EXTRACT PROVIDED:

I’d like to take a moment to write about Christopher French’s “Haunted Room” experiment. I consider it to be flawed. I have no expertise in the role of ultrasound in anomalous experiences, so I won’t comment on that aspect of his paper, but I do have experience with rendering Persinger’s signals so that they can be accurately produced with computer sound cards.
Christopher French created a room for his experiment and filled it with magnetic signals (fed by an audio source) and ultrasound. He wanted to see if subjects and controls had the same response to these stimuli, which have been implicated in paranormal experiences, including ghosts and poltergeist. French did not succeed in creating a synthetic “haunted room”. His paper has been touted as a refutation of Persinger’s work with magnetic stimulation, but French assumed that getting his stimuli right would be easy. It’s not. Rendering the signals correctly is a specialized job in an area where French (et al.) had no experience.
Here is one quote from French (et al.’s) paper:
“The Persinger burst pattern was generated by constructing a table of values from the graph of the waveform used and then converting these numeric values into a 16-bit.wav file using Goldwave (software) at a sample rate of 1000 Hz for playback via the computer’s sound card.”
The Shakti and Shiva signals use a much higher sample rate, and French used a method of rendering the signals I used in their first draft, which Persinger and Koren did not accept (the third draft was the first they accepted). The signals used now represent the eighteenth (18th) draft. I won’t burden the reader with the history of the development of these signals. I will only say that French made assumptions about rendering Persinger’s signals that aren’t supported in my experience. Going from a graph to an audio signal isn’t enough. His signals never had any chance of success. Rendering the signals isn’t a job for the inexperienced. Simple audio editors aren’t enough. In fact, doing it requires several proprietary softwares. French didn’t mention which type of sound card his computer used, and many of them just don’t have the low frequency response these signals require.
I can say that unless the signals are rendered in ways that overcome specific limitations of all contemporary sound cards, they won’t be Persinger’s signals at all. Anyone who claims that they rendered them using normal sound softwares will be making a false claim. The will not have created the signals.
Further, Persinger’s signals were developed for use in neural stimulation, while French used whole-body stimulation. When Persinger tried the same thing (filling a room with his signals), using his correctly configured patterns, the result was the same as French’s – no result. Whole body stimulation means that the whole brain will be evenly stimulated, while Persinger stimulates only the temporal lobes (in most, but not all, cases), and Persinger makes use of the brain’s hemispheric specializations by stimulating either one or both temporal lobe, a session design feature that can’t happen with whole-body stimulation.
In addition, French also wrote that:
“… all participants were informed in advance that they might experience unusual sensations whilst in the chamber”
This is a radical departure from Persinger’s suggestion that the subjects are participating in a “relaxation experiment”. This suggestion predisposes subjects to relax, but without ‘priming’ them to expect any kind of anomalous experiences.

TO DO: Continue the critique of Christopher French's "Haunted Room" experiment from the point where it stops.

Layout annotation records:
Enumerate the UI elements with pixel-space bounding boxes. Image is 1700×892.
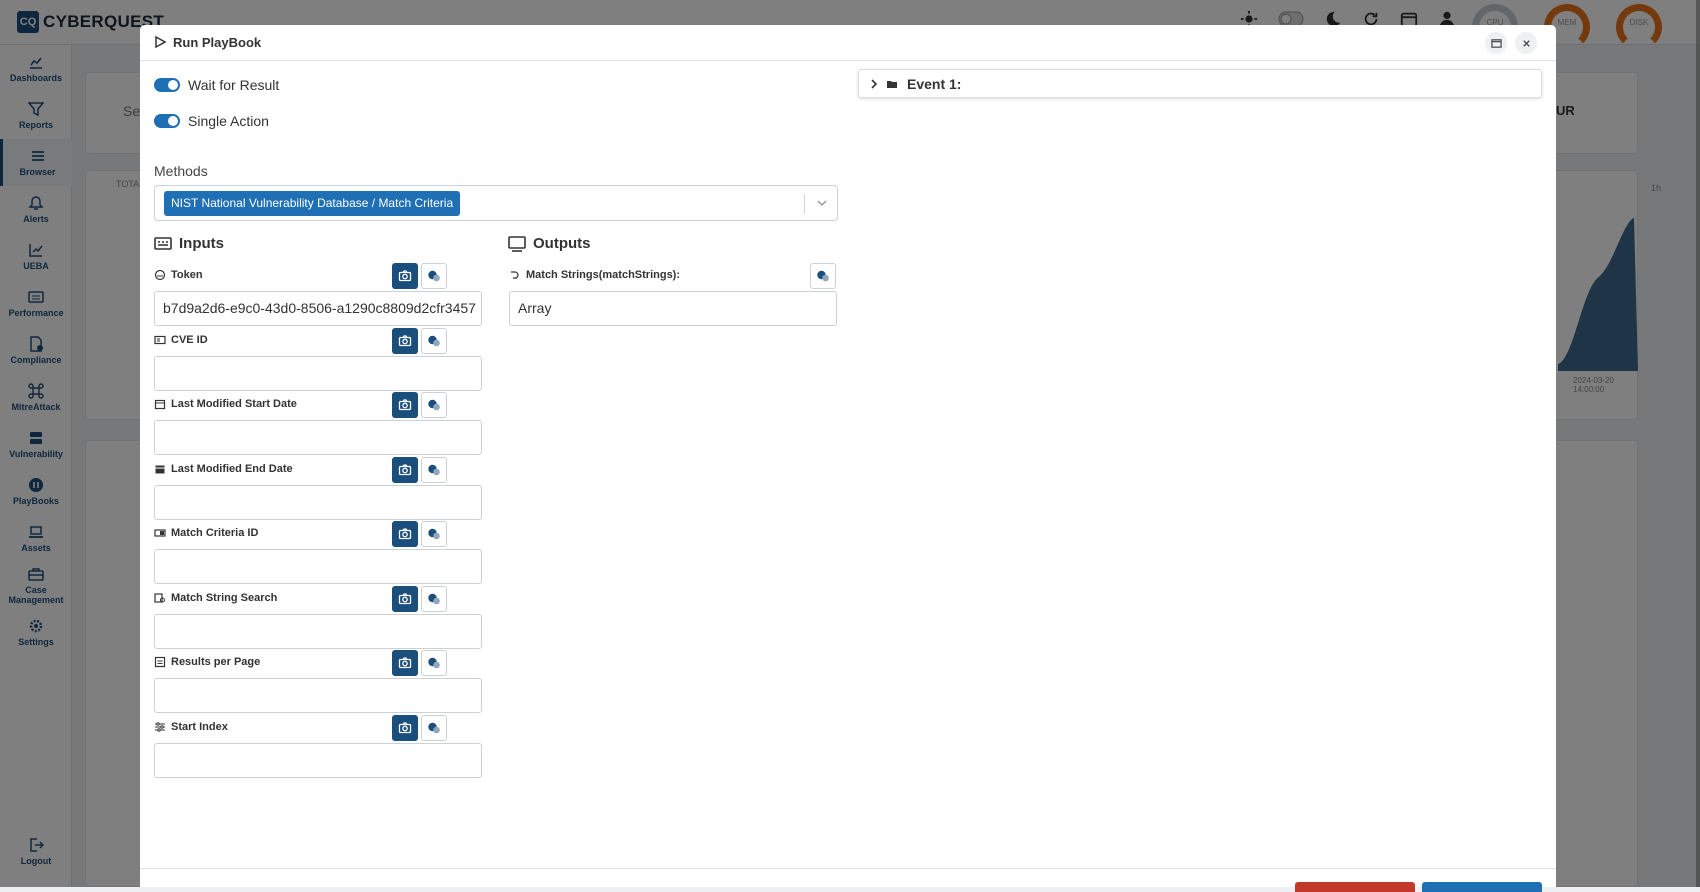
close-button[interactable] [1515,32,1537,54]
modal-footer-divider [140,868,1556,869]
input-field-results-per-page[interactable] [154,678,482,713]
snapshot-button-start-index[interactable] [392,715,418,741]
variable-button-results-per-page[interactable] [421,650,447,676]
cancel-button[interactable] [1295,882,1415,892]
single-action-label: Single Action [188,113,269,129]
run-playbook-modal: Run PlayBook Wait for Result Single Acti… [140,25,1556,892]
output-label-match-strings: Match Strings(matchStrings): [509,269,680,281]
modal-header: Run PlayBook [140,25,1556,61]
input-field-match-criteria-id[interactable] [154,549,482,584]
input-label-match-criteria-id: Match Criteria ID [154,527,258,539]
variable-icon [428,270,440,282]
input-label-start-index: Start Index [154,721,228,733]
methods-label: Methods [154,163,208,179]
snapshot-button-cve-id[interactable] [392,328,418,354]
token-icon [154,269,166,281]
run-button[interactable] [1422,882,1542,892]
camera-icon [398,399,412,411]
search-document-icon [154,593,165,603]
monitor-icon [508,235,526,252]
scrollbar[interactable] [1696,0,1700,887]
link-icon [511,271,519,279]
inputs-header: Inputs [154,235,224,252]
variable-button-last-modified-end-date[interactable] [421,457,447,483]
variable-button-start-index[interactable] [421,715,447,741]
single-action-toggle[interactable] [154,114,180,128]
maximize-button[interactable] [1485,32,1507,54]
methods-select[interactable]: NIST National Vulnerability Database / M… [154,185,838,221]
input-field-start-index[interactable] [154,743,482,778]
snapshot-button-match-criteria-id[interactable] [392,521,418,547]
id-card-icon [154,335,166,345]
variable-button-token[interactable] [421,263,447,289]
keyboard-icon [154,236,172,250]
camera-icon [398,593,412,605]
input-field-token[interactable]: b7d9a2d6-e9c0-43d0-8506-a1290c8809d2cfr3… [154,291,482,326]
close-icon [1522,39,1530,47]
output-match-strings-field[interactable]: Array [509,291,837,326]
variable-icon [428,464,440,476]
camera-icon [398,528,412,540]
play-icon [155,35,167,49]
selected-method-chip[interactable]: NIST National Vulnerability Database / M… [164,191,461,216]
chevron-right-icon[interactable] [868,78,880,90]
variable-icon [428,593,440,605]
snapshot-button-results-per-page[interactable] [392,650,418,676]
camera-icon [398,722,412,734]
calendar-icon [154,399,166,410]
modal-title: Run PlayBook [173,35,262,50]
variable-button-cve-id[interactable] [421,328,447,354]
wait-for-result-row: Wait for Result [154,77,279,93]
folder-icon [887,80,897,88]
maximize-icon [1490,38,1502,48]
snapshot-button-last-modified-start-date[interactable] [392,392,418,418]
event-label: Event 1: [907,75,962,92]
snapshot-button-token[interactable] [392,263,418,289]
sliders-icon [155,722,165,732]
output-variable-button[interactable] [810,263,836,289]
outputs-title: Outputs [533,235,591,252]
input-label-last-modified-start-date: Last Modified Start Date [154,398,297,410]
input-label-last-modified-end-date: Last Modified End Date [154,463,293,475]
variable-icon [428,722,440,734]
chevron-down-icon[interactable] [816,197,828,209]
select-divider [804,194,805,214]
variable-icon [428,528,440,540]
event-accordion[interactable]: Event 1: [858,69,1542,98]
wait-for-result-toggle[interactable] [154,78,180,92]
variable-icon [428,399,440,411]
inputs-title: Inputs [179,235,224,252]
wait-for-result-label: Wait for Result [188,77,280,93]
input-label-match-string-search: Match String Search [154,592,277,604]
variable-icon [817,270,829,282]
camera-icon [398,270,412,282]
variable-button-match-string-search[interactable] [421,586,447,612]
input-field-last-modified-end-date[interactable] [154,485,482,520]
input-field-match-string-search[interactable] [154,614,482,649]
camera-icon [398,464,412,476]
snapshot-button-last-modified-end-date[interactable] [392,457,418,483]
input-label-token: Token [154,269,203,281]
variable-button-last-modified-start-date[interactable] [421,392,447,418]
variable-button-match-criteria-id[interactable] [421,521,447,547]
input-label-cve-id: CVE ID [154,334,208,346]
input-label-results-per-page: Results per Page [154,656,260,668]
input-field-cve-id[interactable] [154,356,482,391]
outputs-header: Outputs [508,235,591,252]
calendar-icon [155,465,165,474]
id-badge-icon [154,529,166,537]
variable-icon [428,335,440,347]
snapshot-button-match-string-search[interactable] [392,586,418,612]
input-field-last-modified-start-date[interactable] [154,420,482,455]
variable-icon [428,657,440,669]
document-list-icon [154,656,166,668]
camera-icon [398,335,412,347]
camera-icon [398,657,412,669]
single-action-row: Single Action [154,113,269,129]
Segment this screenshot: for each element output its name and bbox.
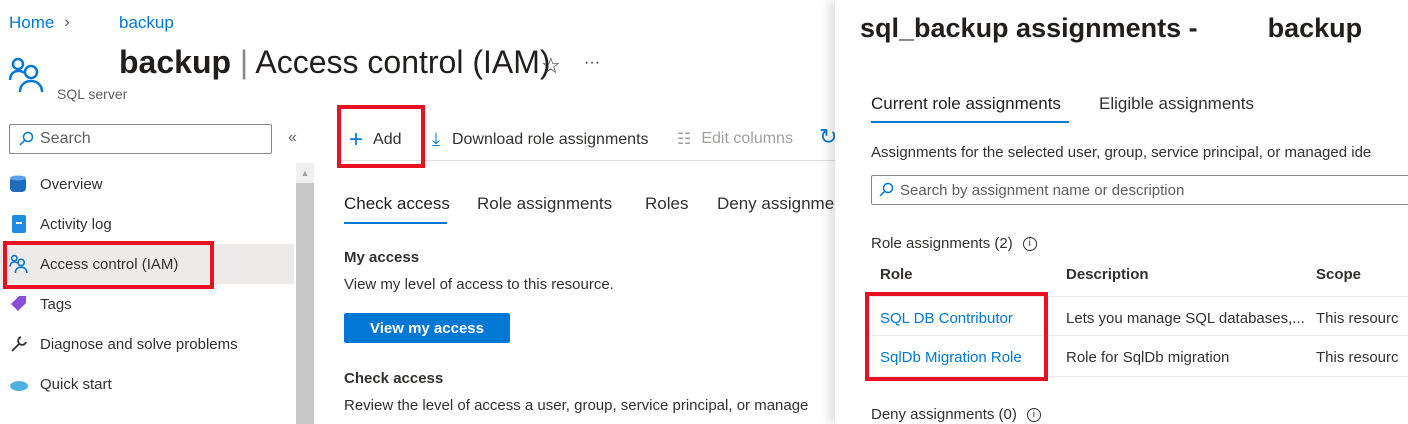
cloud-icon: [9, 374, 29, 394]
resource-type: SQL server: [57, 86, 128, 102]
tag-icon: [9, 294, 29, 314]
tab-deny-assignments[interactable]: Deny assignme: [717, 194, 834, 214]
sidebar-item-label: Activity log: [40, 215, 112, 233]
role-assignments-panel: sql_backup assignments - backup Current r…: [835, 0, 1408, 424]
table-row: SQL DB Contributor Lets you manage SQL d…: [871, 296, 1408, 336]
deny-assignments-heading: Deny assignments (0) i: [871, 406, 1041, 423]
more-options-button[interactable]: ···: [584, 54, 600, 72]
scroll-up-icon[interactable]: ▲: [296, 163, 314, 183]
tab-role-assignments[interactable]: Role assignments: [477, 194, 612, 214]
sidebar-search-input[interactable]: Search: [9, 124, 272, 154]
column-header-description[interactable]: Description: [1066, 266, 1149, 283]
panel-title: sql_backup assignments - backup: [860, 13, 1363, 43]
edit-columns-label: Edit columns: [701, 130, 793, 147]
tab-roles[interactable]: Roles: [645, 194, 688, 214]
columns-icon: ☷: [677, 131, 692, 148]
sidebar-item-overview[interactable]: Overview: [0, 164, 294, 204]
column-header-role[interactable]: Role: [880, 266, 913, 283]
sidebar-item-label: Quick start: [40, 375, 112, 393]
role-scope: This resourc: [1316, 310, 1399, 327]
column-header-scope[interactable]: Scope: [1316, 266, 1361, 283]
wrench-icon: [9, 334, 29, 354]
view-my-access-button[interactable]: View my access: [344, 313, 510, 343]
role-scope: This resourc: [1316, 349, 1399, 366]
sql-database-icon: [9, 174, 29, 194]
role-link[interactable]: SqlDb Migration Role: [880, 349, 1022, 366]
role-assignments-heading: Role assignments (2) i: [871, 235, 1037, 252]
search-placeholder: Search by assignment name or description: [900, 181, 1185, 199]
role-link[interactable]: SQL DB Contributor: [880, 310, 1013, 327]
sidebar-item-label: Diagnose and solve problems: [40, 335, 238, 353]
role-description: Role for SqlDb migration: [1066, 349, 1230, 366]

EXPECTED OUTPUT:
French (et al.) also wrote:
“It may simply be that our choice of waveform was not suitable for our experimental set-up. We readily acknowledge that ours was a very conservative test of the hypothesis that complex EMFs may induce anomalous experiences in susceptible individuals and feel that further tests of the hypothesis are justified.”
It seems that French (et al.) were not as confident of their results as many of those who have commented on it. He may also have recognized that he used only one of the two signals Persinger uses. Of course, this is speculation. His statement goes beyond the usual “more research is called-for” disclaimer found in so many research papers.
In brief, French’s study started out to answer a reasonable research question, but he seems to have made assumptions without consulting experienced colleagues. One of these is that the information content in the geomagnetic field that Persinger says contributes to UFO reports, poltergeists, and ghostly sightings is the same as the information in the signal French tried to use (and they are not, and Persinger doesn’t claim they are). Second, that the easiest-to-render audio signal will be effective (it’s not).
If French had consulted with Persinger or I before he began this experiment, he would have been told all of this. However, he is critical, perhaps even hostile, towards belief in paranormal phenomena. The common and unfortunate practice (among both skeptics and believers) is to avoid contact with scientists who disagree with them when setting up their experiments. The Shiva and Shakti neural stimulation software’s end-user license agreements specify that agreement about research methods using them must come before experiments for publication (ensuring input from experienced lab techs), and hopefully this will ensure communication between colleagues before such experiments begin in the future.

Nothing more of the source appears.